[What you will do] Only lines with the word "colors" are needed; collect each of them from the listing below.
### Information supplied
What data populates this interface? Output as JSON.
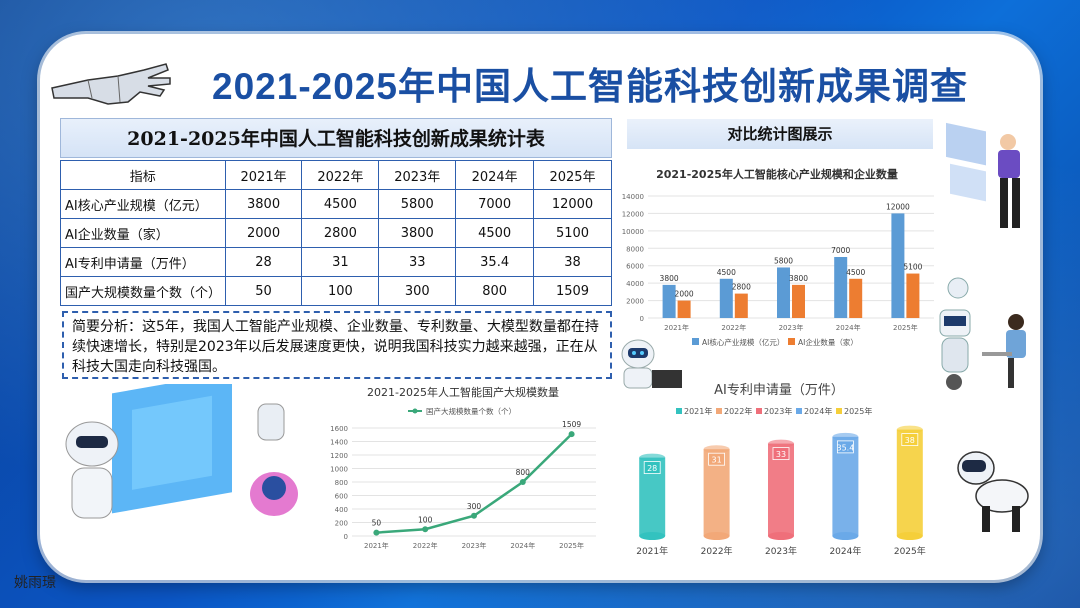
{
  "page": {
    "title": "2021-2025年中国人工智能科技创新成果调查",
    "signature": "姚雨璟"
  },
  "stats_table": {
    "title": "2021-2025年中国人工智能科技创新成果统计表",
    "headers": [
      "指标",
      "2021年",
      "2022年",
      "2023年",
      "2024年",
      "2025年"
    ],
    "rows": [
      [
        "AI核心产业规模（亿元）",
        "3800",
        "4500",
        "5800",
        "7000",
        "12000"
      ],
      [
        "AI企业数量（家）",
        "2000",
        "2800",
        "3800",
        "4500",
        "5100"
      ],
      [
        "AI专利申请量（万件）",
        "28",
        "31",
        "33",
        "35.4",
        "38"
      ],
      [
        "国产大规模数量个数（个）",
        "50",
        "100",
        "300",
        "800",
        "1509"
      ]
    ]
  },
  "analysis": {
    "text": "简要分析：这5年，我国人工智能产业规模、企业数量、专利数量、大模型数量都在持续快速增长，特别是2023年以后发展速度更快，说明我国科技实力越来越强，正在从科技大国走向科技强国。"
  },
  "compare": {
    "title": "对比统计图展示"
  },
  "colors": {
    "blue": "#5b9bd5",
    "orange": "#ed7d31",
    "line_green": "#3aa87a",
    "title_blue": "#1a4fa3"
  },
  "chart_data": [
    {
      "type": "bar",
      "title": "2021-2025年人工智能核心产业规模和企业数量",
      "categories": [
        "2021年",
        "2022年",
        "2023年",
        "2024年",
        "2025年"
      ],
      "series": [
        {
          "name": "AI核心产业规模（亿元）",
          "values": [
            3800,
            4500,
            5800,
            7000,
            12000
          ],
          "color": "#5b9bd5"
        },
        {
          "name": "AI企业数量（家）",
          "values": [
            2000,
            2800,
            3800,
            4500,
            5100
          ],
          "color": "#ed7d31"
        }
      ],
      "yticks": [
        "0",
        "2000",
        "4000",
        "6000",
        "8000",
        "10000",
        "12000",
        "14000"
      ],
      "ylim": [
        0,
        14000
      ],
      "legend": "bottom",
      "grid": true
    },
    {
      "type": "line",
      "title": "2021-2025年人工智能国产大规模数量",
      "categories": [
        "2021年",
        "2022年",
        "2023年",
        "2024年",
        "2025年"
      ],
      "series": [
        {
          "name": "国产大规模数量个数（个）",
          "values": [
            50,
            100,
            300,
            800,
            1509
          ],
          "color": "#3aa87a"
        }
      ],
      "yticks": [
        "0",
        "200",
        "400",
        "600",
        "800",
        "1000",
        "1200",
        "1400",
        "1600"
      ],
      "ylim": [
        0,
        1600
      ],
      "legend": "top",
      "grid": true
    },
    {
      "type": "bar",
      "title": "AI专利申请量（万件）",
      "categories": [
        "2021年",
        "2022年",
        "2023年",
        "2024年",
        "2025年"
      ],
      "values": [
        28,
        31,
        33,
        35.4,
        38
      ],
      "colors": [
        "#33c2bf",
        "#f2a878",
        "#ef6f7a",
        "#6aa9e8",
        "#f5cf3a"
      ],
      "legend_labels": [
        "2021年",
        "2022年",
        "2023年",
        "2024年",
        "2025年"
      ],
      "legend": "top",
      "grid": false
    }
  ]
}
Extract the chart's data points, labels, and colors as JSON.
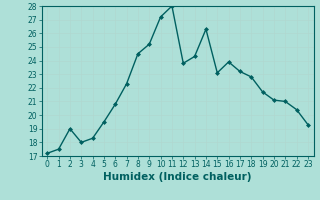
{
  "x": [
    0,
    1,
    2,
    3,
    4,
    5,
    6,
    7,
    8,
    9,
    10,
    11,
    12,
    13,
    14,
    15,
    16,
    17,
    18,
    19,
    20,
    21,
    22,
    23
  ],
  "y": [
    17.2,
    17.5,
    19.0,
    18.0,
    18.3,
    19.5,
    20.8,
    22.3,
    24.5,
    25.2,
    27.2,
    28.0,
    23.8,
    24.3,
    26.3,
    23.1,
    23.9,
    23.2,
    22.8,
    21.7,
    21.1,
    21.0,
    20.4,
    19.3
  ],
  "line_color": "#006060",
  "marker": "D",
  "marker_size": 2,
  "background_color": "#aee0d8",
  "grid_color": "#c8e8e0",
  "xlabel": "Humidex (Indice chaleur)",
  "ylabel": "",
  "title": "",
  "xlim": [
    -0.5,
    23.5
  ],
  "ylim": [
    17,
    28
  ],
  "yticks": [
    17,
    18,
    19,
    20,
    21,
    22,
    23,
    24,
    25,
    26,
    27,
    28
  ],
  "xticks": [
    0,
    1,
    2,
    3,
    4,
    5,
    6,
    7,
    8,
    9,
    10,
    11,
    12,
    13,
    14,
    15,
    16,
    17,
    18,
    19,
    20,
    21,
    22,
    23
  ],
  "tick_label_fontsize": 5.5,
  "xlabel_fontsize": 7.5,
  "linewidth": 1.0
}
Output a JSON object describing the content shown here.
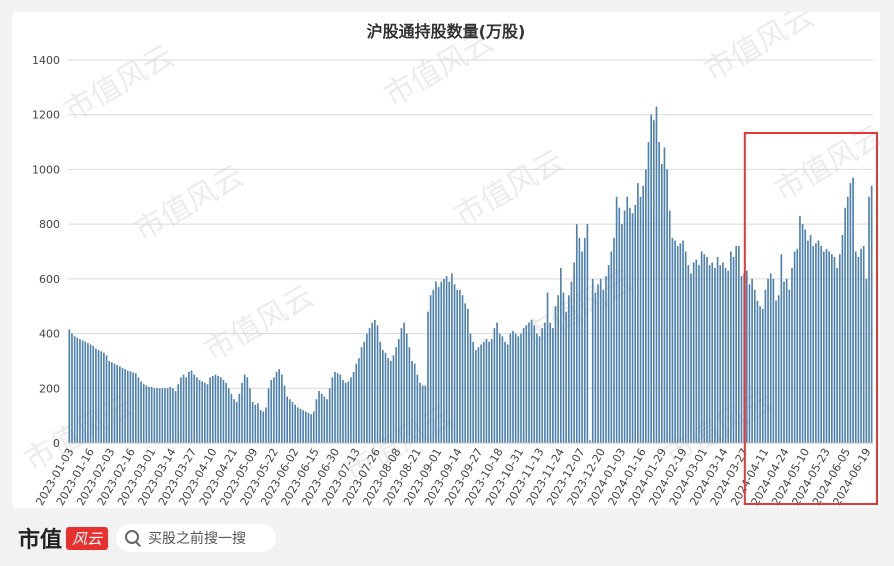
######
[Problem solution]
  "colors": {
      "colors": [
Extract the chart's data points, labels, and colors as JSON.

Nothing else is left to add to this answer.